'''

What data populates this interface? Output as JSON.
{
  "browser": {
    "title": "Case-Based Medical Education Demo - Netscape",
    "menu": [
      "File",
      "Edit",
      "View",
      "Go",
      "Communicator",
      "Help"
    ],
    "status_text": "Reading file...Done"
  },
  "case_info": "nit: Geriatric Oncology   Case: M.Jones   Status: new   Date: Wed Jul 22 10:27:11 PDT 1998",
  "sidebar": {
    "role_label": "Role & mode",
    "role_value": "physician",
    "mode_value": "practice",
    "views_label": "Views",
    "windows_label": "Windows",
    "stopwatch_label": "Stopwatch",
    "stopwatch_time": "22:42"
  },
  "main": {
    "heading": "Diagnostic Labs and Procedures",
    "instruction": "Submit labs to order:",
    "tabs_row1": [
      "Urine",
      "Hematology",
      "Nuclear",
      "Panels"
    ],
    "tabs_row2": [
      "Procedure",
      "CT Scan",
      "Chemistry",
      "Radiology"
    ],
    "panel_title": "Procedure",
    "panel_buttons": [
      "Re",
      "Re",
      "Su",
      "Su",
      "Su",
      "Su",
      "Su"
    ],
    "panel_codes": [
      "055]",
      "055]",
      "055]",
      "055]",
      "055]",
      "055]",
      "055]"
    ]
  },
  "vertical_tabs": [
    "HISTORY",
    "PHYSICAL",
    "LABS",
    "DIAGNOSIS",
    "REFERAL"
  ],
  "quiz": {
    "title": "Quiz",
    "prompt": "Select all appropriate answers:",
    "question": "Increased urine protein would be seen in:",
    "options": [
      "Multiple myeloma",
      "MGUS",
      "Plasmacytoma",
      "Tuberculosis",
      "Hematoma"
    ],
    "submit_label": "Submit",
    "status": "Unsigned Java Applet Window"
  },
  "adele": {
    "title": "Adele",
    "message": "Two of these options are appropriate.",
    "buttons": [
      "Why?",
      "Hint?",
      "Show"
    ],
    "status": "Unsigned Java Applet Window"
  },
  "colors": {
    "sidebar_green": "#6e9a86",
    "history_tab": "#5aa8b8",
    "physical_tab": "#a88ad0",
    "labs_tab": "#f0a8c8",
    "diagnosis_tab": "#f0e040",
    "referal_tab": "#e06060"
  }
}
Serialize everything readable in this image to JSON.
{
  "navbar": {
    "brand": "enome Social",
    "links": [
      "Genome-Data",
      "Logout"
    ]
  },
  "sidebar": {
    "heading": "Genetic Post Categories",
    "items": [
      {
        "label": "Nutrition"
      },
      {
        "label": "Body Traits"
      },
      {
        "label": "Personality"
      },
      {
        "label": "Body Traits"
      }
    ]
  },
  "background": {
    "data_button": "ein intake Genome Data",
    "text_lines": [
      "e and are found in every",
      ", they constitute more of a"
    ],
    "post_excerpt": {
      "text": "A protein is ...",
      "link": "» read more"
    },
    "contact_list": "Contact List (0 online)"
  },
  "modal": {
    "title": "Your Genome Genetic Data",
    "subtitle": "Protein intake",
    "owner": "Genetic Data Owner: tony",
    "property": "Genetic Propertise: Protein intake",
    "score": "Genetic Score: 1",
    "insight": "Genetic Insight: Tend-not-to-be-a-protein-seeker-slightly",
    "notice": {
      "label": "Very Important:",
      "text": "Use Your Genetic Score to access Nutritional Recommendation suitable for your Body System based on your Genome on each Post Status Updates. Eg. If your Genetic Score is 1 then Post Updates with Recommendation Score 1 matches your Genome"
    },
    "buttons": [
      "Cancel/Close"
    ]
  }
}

'''

# Task description:
Every entry should be reproduced word for word.

# Exercise output:
What data populates this interface? Output as JSON.
{
  "browser": {
    "title": "Case-Based Medical Education Demo - Netscape",
    "menu": [
      "File",
      "Edit",
      "View",
      "Go",
      "Communicator",
      "Help"
    ],
    "status_text": "Reading file...Done"
  },
  "case_info": "nit: Geriatric Oncology   Case: M.Jones   Status: new   Date: Wed Jul 22 10:27:11 PDT 1998",
  "sidebar": {
    "role_label": "Role & mode",
    "role_value": "physician",
    "mode_value": "practice",
    "views_label": "Views",
    "windows_label": "Windows",
    "stopwatch_label": "Stopwatch",
    "stopwatch_time": "22:42"
  },
  "main": {
    "heading": "Diagnostic Labs and Procedures",
    "instruction": "Submit labs to order:",
    "tabs_row1": [
      "Urine",
      "Hematology",
      "Nuclear",
      "Panels"
    ],
    "tabs_row2": [
      "Procedure",
      "CT Scan",
      "Chemistry",
      "Radiology"
    ],
    "panel_title": "Procedure",
    "panel_buttons": [
      "Re",
      "Re",
      "Su",
      "Su",
      "Su",
      "Su",
      "Su"
    ],
    "panel_codes": [
      "055]",
      "055]",
      "055]",
      "055]",
      "055]",
      "055]",
      "055]"
    ]
  },
  "vertical_tabs": [
    "HISTORY",
    "PHYSICAL",
    "LABS",
    "DIAGNOSIS",
    "REFERAL"
  ],
  "quiz": {
    "title": "Quiz",
    "prompt": "Select all appropriate answers:",
    "question": "Increased urine protein would be seen in:",
    "options": [
      "Multiple myeloma",
      "MGUS",
      "Plasmacytoma",
      "Tuberculosis",
      "Hematoma"
    ],
    "submit_label": "Submit",
    "status": "Unsigned Java Applet Window"
  },
  "adele": {
    "title": "Adele",
    "message": "Two of these options are appropriate.",
    "buttons": [
      "Why?",
      "Hint?",
      "Show"
    ],
    "status": "Unsigned Java Applet Window"
  },
  "colors": {
    "sidebar_green": "#6e9a86",
    "history_tab": "#5aa8b8",
    "physical_tab": "#a88ad0",
    "labs_tab": "#f0a8c8",
    "diagnosis_tab": "#f0e040",
    "referal_tab": "#e06060"
  }
}
Serialize everything readable in this image to JSON.
{
  "navbar": {
    "brand": "enome Social",
    "links": [
      "Genome-Data",
      "Logout"
    ]
  },
  "sidebar": {
    "heading": "Genetic Post Categories",
    "items": [
      {
        "label": "Nutrition"
      },
      {
        "label": "Body Traits"
      },
      {
        "label": "Personality"
      },
      {
        "label": "Body Traits"
      }
    ]
  },
  "background": {
    "data_button": "ein intake Genome Data",
    "text_lines": [
      "e and are found in every",
      ", they constitute more of a"
    ],
    "post_excerpt": {
      "text": "A protein is ...",
      "link": "» read more"
    },
    "contact_list": "Contact List (0 online)"
  },
  "modal": {
    "title": "Your Genome Genetic Data",
    "subtitle": "Protein intake",
    "owner": "Genetic Data Owner: tony",
    "property": "Genetic Propertise: Protein intake",
    "score": "Genetic Score: 1",
    "insight": "Genetic Insight: Tend-not-to-be-a-protein-seeker-slightly",
    "notice": {
      "label": "Very Important:",
      "text": "Use Your Genetic Score to access Nutritional Recommendation suitable for your Body System based on your Genome on each Post Status Updates. Eg. If your Genetic Score is 1 then Post Updates with Recommendation Score 1 matches your Genome"
    },
    "buttons": [
      "Cancel/Close"
    ]
  }
}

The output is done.